## Requirement
Each line below is to be written out in full, exactly as shown.

>> Start Input rows

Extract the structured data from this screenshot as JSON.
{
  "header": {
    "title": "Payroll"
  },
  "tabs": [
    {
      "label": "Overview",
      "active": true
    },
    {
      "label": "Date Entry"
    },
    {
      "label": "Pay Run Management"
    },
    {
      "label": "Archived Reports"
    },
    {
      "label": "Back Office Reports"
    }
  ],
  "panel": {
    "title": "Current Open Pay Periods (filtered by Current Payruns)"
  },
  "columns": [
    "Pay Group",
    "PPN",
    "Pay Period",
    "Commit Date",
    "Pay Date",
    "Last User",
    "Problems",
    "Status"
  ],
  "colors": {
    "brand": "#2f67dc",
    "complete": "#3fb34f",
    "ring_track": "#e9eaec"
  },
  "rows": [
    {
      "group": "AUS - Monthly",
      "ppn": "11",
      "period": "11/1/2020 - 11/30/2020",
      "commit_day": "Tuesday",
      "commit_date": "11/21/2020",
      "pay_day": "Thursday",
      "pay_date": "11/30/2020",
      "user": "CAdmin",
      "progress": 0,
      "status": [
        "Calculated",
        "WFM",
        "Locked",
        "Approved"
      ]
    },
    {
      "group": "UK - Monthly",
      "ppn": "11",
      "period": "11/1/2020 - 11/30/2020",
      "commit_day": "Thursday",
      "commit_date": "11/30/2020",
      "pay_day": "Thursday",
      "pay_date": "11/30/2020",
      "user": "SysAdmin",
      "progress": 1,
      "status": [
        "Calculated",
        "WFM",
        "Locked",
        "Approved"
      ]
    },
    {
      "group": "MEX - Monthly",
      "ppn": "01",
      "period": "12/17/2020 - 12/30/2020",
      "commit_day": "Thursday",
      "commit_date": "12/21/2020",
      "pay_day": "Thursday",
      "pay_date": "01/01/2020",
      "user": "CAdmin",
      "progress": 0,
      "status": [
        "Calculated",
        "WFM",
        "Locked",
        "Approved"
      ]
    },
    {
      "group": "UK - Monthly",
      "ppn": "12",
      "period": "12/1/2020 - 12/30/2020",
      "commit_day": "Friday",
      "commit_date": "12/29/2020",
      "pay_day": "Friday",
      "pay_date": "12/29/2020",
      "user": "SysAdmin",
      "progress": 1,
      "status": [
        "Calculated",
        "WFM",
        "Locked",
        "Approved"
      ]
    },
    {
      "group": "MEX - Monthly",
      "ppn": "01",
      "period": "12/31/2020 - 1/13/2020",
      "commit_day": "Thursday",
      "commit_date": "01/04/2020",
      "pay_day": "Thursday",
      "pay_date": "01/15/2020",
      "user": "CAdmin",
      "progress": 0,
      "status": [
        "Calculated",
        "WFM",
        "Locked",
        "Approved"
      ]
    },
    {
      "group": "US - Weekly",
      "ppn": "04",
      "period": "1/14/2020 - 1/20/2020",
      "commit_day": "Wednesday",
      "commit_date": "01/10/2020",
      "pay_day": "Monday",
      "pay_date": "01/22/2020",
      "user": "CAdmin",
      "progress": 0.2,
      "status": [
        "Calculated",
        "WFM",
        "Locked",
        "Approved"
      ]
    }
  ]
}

>> End Input rows

## Exercise output
Extract the structured data from this screenshot as JSON.
{
  "header": {
    "title": "Payroll"
  },
  "tabs": [
    {
      "label": "Overview",
      "active": true
    },
    {
      "label": "Date Entry"
    },
    {
      "label": "Pay Run Management"
    },
    {
      "label": "Archived Reports"
    },
    {
      "label": "Back Office Reports"
    }
  ],
  "panel": {
    "title": "Current Open Pay Periods (filtered by Current Payruns)"
  },
  "columns": [
    "Pay Group",
    "PPN",
    "Pay Period",
    "Commit Date",
    "Pay Date",
    "Last User",
    "Problems",
    "Status"
  ],
  "colors": {
    "brand": "#2f67dc",
    "complete": "#3fb34f",
    "ring_track": "#e9eaec"
  },
  "rows": [
    {
      "group": "AUS - Monthly",
      "ppn": "11",
      "period": "11/1/2020 - 11/30/2020",
      "commit_day": "Tuesday",
      "commit_date": "11/21/2020",
      "pay_day": "Thursday",
      "pay_date": "11/30/2020",
      "user": "CAdmin",
      "progress": 0,
      "status": [
        "Calculated",
        "WFM",
        "Locked",
        "Approved"
      ]
    },
    {
      "group": "UK - Monthly",
      "ppn": "11",
      "period": "11/1/2020 - 11/30/2020",
      "commit_day": "Thursday",
      "commit_date": "11/30/2020",
      "pay_day": "Thursday",
      "pay_date": "11/30/2020",
      "user": "SysAdmin",
      "progress": 1,
      "status": [
        "Calculated",
        "WFM",
        "Locked",
        "Approved"
      ]
    },
    {
      "group": "MEX - Monthly",
      "ppn": "01",
      "period": "12/17/2020 - 12/30/2020",
      "commit_day": "Thursday",
      "commit_date": "12/21/2020",
      "pay_day": "Thursday",
      "pay_date": "01/01/2020",
      "user": "CAdmin",
      "progress": 0,
      "status": [
        "Calculated",
        "WFM",
        "Locked",
        "Approved"
      ]
    },
    {
      "group": "UK - Monthly",
      "ppn": "12",
      "period": "12/1/2020 - 12/30/2020",
      "commit_day": "Friday",
      "commit_date": "12/29/2020",
      "pay_day": "Friday",
      "pay_date": "12/29/2020",
      "user": "SysAdmin",
      "progress": 1,
      "status": [
        "Calculated",
        "WFM",
        "Locked",
        "Approved"
      ]
    },
    {
      "group": "MEX - Monthly",
      "ppn": "01",
      "period": "12/31/2020 - 1/13/2020",
      "commit_day": "Thursday",
      "commit_date": "01/04/2020",
      "pay_day": "Thursday",
      "pay_date": "01/15/2020",
      "user": "CAdmin",
      "progress": 0,
      "status": [
        "Calculated",
        "WFM",
        "Locked",
        "Approved"
      ]
    },
    {
      "group": "US - Weekly",
      "ppn": "04",
      "period": "1/14/2020 - 1/20/2020",
      "commit_day": "Wednesday",
      "commit_date": "01/10/2020",
      "pay_day": "Monday",
      "pay_date": "01/22/2020",
      "user": "CAdmin",
      "progress": 0.2,
      "status": [
        "Calculated",
        "WFM",
        "Locked",
        "Approved"
      ]
    }
  ]
}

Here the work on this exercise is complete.